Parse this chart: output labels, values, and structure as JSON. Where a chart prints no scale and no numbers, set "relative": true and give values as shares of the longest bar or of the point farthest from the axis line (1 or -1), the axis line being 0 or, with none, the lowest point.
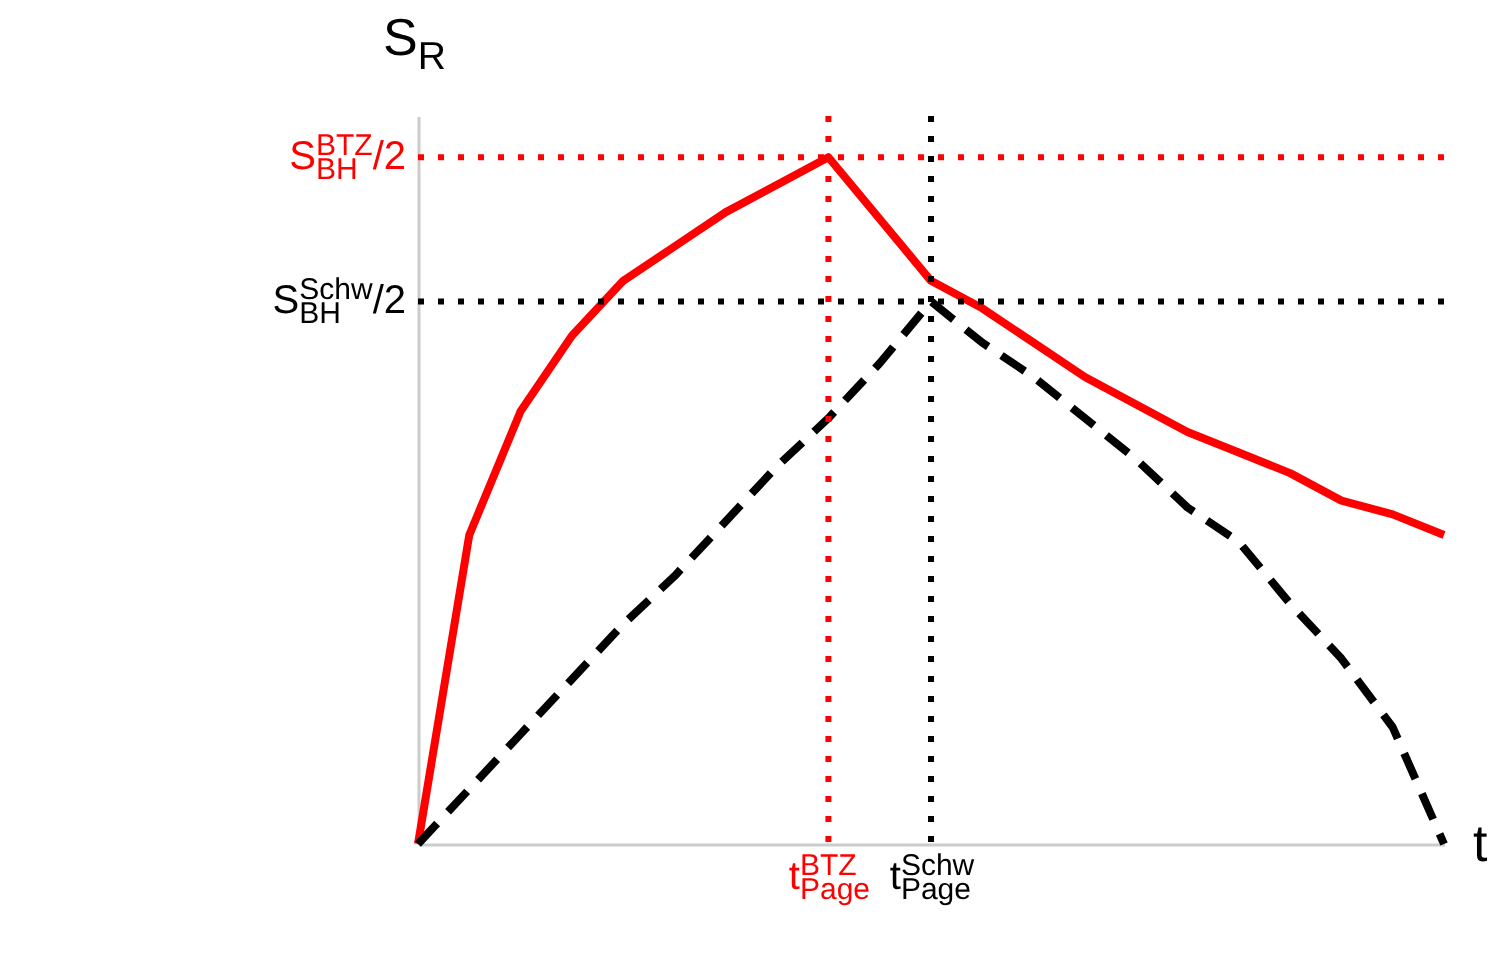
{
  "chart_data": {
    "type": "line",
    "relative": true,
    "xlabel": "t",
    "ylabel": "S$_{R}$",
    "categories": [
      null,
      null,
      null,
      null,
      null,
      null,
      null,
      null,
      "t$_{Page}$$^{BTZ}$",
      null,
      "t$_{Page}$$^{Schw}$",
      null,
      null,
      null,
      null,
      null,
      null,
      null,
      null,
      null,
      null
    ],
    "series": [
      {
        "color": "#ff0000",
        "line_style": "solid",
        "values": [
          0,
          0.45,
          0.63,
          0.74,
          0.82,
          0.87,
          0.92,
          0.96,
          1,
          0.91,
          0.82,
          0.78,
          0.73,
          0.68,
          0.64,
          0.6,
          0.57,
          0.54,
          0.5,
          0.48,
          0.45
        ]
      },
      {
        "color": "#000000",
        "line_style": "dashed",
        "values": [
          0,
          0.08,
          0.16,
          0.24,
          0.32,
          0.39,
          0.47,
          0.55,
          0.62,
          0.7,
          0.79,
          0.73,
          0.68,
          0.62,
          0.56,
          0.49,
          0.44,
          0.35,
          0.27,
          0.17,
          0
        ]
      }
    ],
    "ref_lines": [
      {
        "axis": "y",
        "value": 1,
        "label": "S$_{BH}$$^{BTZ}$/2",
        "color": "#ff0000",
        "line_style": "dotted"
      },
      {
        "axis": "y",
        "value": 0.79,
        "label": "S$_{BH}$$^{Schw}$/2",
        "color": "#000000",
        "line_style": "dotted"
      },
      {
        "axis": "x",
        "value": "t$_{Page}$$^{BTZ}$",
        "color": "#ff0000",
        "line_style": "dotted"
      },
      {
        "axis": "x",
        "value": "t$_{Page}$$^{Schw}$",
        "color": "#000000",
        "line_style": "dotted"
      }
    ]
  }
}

________________________

▶ [Problem to work on]
Without the pictures, print the whole listing exactly as given.

▶ [The response]
Parse this chart: output labels, values, and structure as JSON. Where a chart prints no scale and no numbers, set "relative": true and give values as shares of the longest bar or of the point farthest from the axis line (1 or -1), the axis line being 0 or, with none, the lowest point.
{
  "chart_data": {
    "type": "line",
    "relative": true,
    "xlabel": "t",
    "ylabel": "S$_{R}$",
    "categories": [
      null,
      null,
      null,
      null,
      null,
      null,
      null,
      null,
      "t$_{Page}$$^{BTZ}$",
      null,
      "t$_{Page}$$^{Schw}$",
      null,
      null,
      null,
      null,
      null,
      null,
      null,
      null,
      null,
      null
    ],
    "series": [
      {
        "color": "#ff0000",
        "line_style": "solid",
        "values": [
          0,
          0.45,
          0.63,
          0.74,
          0.82,
          0.87,
          0.92,
          0.96,
          1,
          0.91,
          0.82,
          0.78,
          0.73,
          0.68,
          0.64,
          0.6,
          0.57,
          0.54,
          0.5,
          0.48,
          0.45
        ]
      },
      {
        "color": "#000000",
        "line_style": "dashed",
        "values": [
          0,
          0.08,
          0.16,
          0.24,
          0.32,
          0.39,
          0.47,
          0.55,
          0.62,
          0.7,
          0.79,
          0.73,
          0.68,
          0.62,
          0.56,
          0.49,
          0.44,
          0.35,
          0.27,
          0.17,
          0
        ]
      }
    ],
    "ref_lines": [
      {
        "axis": "y",
        "value": 1,
        "label": "S$_{BH}$$^{BTZ}$/2",
        "color": "#ff0000",
        "line_style": "dotted"
      },
      {
        "axis": "y",
        "value": 0.79,
        "label": "S$_{BH}$$^{Schw}$/2",
        "color": "#000000",
        "line_style": "dotted"
      },
      {
        "axis": "x",
        "value": "t$_{Page}$$^{BTZ}$",
        "color": "#ff0000",
        "line_style": "dotted"
      },
      {
        "axis": "x",
        "value": "t$_{Page}$$^{Schw}$",
        "color": "#000000",
        "line_style": "dotted"
      }
    ]
  }
}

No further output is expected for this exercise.